-- begin --

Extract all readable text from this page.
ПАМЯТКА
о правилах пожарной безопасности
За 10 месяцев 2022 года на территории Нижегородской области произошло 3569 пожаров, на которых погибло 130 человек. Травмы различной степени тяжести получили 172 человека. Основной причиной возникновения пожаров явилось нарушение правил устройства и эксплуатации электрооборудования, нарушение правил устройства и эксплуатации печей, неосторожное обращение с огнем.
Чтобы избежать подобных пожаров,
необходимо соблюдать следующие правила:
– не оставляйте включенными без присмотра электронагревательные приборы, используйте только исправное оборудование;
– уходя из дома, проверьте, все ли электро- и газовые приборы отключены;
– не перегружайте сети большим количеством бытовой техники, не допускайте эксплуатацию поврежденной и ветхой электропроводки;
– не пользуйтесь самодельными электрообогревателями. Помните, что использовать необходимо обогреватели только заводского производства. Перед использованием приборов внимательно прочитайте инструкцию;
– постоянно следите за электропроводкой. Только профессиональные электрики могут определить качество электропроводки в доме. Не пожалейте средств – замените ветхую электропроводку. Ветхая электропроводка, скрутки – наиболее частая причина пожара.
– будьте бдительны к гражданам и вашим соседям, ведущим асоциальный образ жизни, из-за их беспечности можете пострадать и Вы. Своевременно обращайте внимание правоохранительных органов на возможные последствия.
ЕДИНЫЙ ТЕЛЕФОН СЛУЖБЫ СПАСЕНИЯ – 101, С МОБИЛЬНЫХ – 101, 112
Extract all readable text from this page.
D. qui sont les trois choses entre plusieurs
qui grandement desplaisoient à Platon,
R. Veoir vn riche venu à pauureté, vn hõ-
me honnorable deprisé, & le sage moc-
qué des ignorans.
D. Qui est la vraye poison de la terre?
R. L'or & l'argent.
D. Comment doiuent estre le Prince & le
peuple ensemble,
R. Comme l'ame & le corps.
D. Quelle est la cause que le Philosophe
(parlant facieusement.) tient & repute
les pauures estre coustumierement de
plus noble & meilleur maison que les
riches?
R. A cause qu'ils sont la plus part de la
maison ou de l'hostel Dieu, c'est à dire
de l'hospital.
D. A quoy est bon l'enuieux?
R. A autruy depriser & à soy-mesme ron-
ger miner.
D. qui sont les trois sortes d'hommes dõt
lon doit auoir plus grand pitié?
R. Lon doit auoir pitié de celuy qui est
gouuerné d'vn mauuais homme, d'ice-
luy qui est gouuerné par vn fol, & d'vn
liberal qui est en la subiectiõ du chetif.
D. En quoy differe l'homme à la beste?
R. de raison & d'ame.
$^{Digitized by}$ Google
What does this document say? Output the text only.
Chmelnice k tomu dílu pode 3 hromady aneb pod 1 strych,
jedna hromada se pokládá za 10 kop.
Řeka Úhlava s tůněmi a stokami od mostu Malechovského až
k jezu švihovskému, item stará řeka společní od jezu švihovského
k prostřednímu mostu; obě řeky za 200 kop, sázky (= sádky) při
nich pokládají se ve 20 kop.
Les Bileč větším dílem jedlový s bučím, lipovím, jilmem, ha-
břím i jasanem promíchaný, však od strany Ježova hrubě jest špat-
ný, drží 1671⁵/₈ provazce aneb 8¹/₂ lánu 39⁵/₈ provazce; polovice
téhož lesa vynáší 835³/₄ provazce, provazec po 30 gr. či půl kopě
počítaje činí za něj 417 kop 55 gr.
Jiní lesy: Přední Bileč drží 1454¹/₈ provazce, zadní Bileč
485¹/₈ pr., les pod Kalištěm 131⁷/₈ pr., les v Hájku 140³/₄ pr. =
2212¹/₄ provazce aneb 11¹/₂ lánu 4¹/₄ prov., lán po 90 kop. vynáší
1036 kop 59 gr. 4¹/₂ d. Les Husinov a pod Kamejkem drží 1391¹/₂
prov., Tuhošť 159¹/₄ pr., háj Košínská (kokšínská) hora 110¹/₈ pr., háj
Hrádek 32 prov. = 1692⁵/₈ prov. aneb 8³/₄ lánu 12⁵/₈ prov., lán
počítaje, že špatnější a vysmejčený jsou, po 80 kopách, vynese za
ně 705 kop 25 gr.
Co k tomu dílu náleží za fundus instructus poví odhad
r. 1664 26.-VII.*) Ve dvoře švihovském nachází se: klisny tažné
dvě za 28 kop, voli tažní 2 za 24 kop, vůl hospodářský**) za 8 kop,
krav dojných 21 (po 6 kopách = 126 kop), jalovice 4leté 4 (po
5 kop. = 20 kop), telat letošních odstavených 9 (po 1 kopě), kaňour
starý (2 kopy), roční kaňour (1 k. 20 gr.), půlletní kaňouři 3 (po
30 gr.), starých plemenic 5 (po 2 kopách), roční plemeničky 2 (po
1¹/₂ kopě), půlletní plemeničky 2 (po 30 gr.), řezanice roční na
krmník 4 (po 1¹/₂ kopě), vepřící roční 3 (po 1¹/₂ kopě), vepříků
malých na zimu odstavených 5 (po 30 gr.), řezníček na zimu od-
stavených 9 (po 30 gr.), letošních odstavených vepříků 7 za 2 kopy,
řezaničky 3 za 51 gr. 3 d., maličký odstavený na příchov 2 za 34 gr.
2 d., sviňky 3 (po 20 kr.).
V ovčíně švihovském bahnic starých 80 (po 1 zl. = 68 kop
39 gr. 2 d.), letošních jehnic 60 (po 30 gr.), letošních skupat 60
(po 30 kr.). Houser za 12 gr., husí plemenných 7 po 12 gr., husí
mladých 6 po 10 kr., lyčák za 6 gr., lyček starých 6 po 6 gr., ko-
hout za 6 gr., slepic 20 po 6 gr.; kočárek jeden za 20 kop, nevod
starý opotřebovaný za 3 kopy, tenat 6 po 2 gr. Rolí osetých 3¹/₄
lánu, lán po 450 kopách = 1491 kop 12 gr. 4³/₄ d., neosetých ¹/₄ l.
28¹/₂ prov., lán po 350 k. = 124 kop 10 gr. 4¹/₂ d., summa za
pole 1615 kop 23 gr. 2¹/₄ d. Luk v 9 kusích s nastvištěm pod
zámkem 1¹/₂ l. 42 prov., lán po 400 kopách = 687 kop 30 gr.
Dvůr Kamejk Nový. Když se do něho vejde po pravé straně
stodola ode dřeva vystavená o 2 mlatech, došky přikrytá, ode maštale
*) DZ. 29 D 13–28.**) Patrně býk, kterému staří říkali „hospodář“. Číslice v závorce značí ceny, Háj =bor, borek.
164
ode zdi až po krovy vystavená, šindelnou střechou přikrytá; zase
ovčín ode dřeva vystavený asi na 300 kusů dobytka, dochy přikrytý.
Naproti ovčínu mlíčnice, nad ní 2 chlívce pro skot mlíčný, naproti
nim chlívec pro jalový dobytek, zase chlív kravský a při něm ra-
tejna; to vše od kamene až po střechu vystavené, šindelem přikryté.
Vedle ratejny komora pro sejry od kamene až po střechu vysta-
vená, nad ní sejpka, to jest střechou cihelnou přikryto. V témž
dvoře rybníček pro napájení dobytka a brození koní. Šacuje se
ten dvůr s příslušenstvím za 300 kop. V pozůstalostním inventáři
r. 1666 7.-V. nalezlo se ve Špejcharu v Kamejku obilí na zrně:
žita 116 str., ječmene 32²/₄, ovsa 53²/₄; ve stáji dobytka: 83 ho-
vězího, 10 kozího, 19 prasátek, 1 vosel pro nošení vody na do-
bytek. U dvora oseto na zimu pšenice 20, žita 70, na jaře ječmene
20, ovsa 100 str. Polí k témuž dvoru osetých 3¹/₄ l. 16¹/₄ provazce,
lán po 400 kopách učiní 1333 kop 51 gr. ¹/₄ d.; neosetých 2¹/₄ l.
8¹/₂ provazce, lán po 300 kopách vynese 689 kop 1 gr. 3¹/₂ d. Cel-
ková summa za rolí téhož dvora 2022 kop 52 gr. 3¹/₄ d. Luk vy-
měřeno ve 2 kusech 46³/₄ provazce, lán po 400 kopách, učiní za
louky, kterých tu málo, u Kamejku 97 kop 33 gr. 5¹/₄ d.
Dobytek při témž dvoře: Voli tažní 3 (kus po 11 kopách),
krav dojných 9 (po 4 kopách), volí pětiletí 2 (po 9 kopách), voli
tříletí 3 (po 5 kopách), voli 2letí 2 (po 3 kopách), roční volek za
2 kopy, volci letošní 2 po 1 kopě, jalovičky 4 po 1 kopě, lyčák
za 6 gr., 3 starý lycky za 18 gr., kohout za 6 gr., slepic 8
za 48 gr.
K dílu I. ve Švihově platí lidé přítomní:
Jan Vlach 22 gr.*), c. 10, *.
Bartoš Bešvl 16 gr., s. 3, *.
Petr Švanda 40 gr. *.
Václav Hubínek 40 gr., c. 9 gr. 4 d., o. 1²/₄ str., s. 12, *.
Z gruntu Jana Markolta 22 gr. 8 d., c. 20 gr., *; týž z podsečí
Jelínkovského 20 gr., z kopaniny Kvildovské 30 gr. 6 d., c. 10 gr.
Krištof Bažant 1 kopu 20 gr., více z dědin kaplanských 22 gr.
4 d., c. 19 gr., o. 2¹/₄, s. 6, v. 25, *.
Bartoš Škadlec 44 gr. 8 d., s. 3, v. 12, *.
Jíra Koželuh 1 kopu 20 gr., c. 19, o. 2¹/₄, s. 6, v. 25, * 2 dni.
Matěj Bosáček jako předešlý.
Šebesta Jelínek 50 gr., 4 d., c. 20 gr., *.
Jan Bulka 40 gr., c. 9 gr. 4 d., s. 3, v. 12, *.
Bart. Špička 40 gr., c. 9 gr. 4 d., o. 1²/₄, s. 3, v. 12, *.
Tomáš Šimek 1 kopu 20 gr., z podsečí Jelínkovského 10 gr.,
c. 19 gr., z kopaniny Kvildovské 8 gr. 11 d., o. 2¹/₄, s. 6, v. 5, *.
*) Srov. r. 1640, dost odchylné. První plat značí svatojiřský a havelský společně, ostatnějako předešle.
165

-- end --

**Requirements**
From the listing above, return each line with the word "auoir".

**Result below**
lon doit auoir plus grand pitié?
R. Lon doit auoir pitié de celuy qui est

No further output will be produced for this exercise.